§ Figure record extracts
---+---
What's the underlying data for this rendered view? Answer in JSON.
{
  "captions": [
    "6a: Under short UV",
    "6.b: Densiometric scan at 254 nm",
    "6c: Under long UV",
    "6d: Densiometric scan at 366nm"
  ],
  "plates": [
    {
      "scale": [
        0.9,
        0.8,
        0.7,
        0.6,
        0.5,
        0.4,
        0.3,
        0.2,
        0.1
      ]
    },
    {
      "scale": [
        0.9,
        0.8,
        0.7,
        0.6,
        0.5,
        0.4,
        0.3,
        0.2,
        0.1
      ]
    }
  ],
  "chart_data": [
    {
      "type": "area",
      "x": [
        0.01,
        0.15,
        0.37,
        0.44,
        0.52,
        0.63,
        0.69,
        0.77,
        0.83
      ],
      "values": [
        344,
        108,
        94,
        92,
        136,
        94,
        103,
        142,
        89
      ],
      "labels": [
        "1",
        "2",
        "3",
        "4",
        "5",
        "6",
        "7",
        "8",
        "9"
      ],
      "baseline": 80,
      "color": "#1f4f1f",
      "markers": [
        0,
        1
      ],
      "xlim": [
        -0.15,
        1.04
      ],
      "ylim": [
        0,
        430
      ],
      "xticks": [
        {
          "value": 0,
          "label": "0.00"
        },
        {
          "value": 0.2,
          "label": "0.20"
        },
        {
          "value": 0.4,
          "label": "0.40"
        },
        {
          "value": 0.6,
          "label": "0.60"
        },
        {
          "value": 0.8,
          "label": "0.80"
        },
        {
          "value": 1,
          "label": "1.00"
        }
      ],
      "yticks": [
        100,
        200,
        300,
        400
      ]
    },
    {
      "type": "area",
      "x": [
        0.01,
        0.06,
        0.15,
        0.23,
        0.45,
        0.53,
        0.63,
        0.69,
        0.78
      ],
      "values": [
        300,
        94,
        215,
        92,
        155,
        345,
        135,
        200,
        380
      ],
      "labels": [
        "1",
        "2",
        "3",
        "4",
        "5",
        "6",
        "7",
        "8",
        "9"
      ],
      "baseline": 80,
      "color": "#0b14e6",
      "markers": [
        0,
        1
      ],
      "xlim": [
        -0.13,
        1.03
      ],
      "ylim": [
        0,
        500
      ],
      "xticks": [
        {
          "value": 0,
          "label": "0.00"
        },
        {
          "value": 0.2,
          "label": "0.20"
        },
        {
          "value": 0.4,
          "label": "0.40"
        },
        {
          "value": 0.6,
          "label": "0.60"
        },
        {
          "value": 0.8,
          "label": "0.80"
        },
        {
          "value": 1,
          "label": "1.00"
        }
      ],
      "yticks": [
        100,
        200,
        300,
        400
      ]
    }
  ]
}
---+---
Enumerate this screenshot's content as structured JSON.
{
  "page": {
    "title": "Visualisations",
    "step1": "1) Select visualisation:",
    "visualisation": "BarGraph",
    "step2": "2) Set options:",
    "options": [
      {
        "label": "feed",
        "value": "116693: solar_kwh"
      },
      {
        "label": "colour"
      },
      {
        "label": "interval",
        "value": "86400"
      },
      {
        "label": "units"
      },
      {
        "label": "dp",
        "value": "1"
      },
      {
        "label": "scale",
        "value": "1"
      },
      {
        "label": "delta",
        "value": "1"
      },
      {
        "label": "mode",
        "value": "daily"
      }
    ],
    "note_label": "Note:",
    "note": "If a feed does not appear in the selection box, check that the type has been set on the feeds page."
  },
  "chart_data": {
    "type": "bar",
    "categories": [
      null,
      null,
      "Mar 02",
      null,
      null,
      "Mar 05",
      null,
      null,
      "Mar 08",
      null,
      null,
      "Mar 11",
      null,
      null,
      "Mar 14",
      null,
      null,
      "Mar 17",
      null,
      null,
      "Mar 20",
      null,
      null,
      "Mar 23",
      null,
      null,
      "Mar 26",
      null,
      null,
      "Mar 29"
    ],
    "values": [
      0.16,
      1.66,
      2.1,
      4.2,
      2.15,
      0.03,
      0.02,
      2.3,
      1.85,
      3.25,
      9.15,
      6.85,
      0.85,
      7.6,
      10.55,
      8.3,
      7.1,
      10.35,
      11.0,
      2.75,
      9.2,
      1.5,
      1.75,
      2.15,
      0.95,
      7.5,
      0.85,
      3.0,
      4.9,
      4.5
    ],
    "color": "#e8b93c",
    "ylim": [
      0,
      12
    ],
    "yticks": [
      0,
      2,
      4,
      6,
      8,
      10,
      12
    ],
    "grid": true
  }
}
---+---
State the number of lines in these entries that include the string "JSON". Provide nothing beyond that number.

§ Answer for this exercise
2